Your instructions:
Reproduce all of the data that follows, character for character.

[start Records provided]

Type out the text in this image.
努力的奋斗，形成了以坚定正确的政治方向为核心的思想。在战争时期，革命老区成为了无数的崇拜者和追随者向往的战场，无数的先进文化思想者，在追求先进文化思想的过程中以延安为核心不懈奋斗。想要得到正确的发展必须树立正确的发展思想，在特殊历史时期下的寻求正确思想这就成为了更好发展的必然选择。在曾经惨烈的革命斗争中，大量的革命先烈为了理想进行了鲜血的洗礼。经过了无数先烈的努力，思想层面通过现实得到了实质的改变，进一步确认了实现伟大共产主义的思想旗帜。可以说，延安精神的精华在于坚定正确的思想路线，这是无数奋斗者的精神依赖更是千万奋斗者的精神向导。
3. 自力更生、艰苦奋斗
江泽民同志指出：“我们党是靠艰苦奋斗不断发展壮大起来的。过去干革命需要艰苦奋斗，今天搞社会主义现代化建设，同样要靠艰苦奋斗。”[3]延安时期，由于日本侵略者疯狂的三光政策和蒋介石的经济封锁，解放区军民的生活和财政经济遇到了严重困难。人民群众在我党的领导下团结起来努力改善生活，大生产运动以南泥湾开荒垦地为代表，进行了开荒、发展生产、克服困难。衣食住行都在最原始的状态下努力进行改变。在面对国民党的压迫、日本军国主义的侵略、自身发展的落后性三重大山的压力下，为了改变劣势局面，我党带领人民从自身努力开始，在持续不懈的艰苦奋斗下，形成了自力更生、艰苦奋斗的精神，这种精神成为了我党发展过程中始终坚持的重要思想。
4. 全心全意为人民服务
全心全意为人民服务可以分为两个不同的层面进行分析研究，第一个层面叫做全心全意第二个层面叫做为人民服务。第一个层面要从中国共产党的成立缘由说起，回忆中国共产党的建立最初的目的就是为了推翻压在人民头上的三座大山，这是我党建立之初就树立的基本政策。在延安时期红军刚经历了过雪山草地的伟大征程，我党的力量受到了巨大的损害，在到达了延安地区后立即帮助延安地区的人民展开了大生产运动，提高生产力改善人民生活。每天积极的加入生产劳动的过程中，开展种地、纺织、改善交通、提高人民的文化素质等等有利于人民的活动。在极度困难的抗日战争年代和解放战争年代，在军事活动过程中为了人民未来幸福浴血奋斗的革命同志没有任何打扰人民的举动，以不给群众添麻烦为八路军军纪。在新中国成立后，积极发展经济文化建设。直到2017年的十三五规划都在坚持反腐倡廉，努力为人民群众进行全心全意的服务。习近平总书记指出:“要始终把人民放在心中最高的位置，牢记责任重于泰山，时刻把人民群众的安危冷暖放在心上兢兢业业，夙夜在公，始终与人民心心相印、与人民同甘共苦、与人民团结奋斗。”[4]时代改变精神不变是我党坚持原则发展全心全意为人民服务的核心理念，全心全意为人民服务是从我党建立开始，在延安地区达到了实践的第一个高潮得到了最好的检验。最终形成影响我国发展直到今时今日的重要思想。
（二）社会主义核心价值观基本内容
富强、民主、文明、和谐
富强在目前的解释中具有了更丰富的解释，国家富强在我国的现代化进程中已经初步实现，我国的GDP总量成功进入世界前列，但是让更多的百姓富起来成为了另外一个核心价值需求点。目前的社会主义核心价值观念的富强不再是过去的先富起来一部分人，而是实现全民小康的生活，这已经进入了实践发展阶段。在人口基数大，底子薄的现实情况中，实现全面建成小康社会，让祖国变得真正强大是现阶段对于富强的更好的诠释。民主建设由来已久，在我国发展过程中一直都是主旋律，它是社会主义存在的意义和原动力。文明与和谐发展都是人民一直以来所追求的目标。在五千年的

[end Records provided]

Completed exercise:
Type out the text in this image.
努力的奋斗，形成了以坚定正确的政治方向为核心的思想。在战争时期，革命老区成为了无数的崇拜者和追随者向往的战场，无数的先进文化思想者，在追求先进文化思想的过程中以延安为核心不懈奋斗。想要得到正确的发展必须树立正确的发展思想，在特殊历史时期下的寻求正确思想这就成为了更好发展的必然选择。在曾经惨烈的革命斗争中，大量的革命先烈为了理想进行了鲜血的洗礼。经过了无数先烈的努力，思想层面通过现实得到了实质的改变，进一步确认了实现伟大共产主义的思想旗帜。可以说，延安精神的精华在于坚定正确的思想路线，这是无数奋斗者的精神依赖更是千万奋斗者的精神向导。
3. 自力更生、艰苦奋斗
江泽民同志指出：“我们党是靠艰苦奋斗不断发展壮大起来的。过去干革命需要艰苦奋斗，今天搞社会主义现代化建设，同样要靠艰苦奋斗。”[3]延安时期，由于日本侵略者疯狂的三光政策和蒋介石的经济封锁，解放区军民的生活和财政经济遇到了严重困难。人民群众在我党的领导下团结起来努力改善生活，大生产运动以南泥湾开荒垦地为代表，进行了开荒、发展生产、克服困难。衣食住行都在最原始的状态下努力进行改变。在面对国民党的压迫、日本军国主义的侵略、自身发展的落后性三重大山的压力下，为了改变劣势局面，我党带领人民从自身努力开始，在持续不懈的艰苦奋斗下，形成了自力更生、艰苦奋斗的精神，这种精神成为了我党发展过程中始终坚持的重要思想。
4. 全心全意为人民服务
全心全意为人民服务可以分为两个不同的层面进行分析研究，第一个层面叫做全心全意第二个层面叫做为人民服务。第一个层面要从中国共产党的成立缘由说起，回忆中国共产党的建立最初的目的就是为了推翻压在人民头上的三座大山，这是我党建立之初就树立的基本政策。在延安时期红军刚经历了过雪山草地的伟大征程，我党的力量受到了巨大的损害，在到达了延安地区后立即帮助延安地区的人民展开了大生产运动，提高生产力改善人民生活。每天积极的加入生产劳动的过程中，开展种地、纺织、改善交通、提高人民的文化素质等等有利于人民的活动。在极度困难的抗日战争年代和解放战争年代，在军事活动过程中为了人民未来幸福浴血奋斗的革命同志没有任何打扰人民的举动，以不给群众添麻烦为八路军军纪。在新中国成立后，积极发展经济文化建设。直到2017年的十三五规划都在坚持反腐倡廉，努力为人民群众进行全心全意的服务。习近平总书记指出:“要始终把人民放在心中最高的位置，牢记责任重于泰山，时刻把人民群众的安危冷暖放在心上兢兢业业，夙夜在公，始终与人民心心相印、与人民同甘共苦、与人民团结奋斗。”[4]时代改变精神不变是我党坚持原则发展全心全意为人民服务的核心理念，全心全意为人民服务是从我党建立开始，在延安地区达到了实践的第一个高潮得到了最好的检验。最终形成影响我国发展直到今时今日的重要思想。
（二）社会主义核心价值观基本内容
富强、民主、文明、和谐
富强在目前的解释中具有了更丰富的解释，国家富强在我国的现代化进程中已经初步实现，我国的GDP总量成功进入世界前列，但是让更多的百姓富起来成为了另外一个核心价值需求点。目前的社会主义核心价值观念的富强不再是过去的先富起来一部分人，而是实现全民小康的生活，这已经进入了实践发展阶段。在人口基数大，底子薄的现实情况中，实现全面建成小康社会，让祖国变得真正强大是现阶段对于富强的更好的诠释。民主建设由来已久，在我国发展过程中一直都是主旋律，它是社会主义存在的意义和原动力。文明与和谐发展都是人民一直以来所追求的目标。在五千年的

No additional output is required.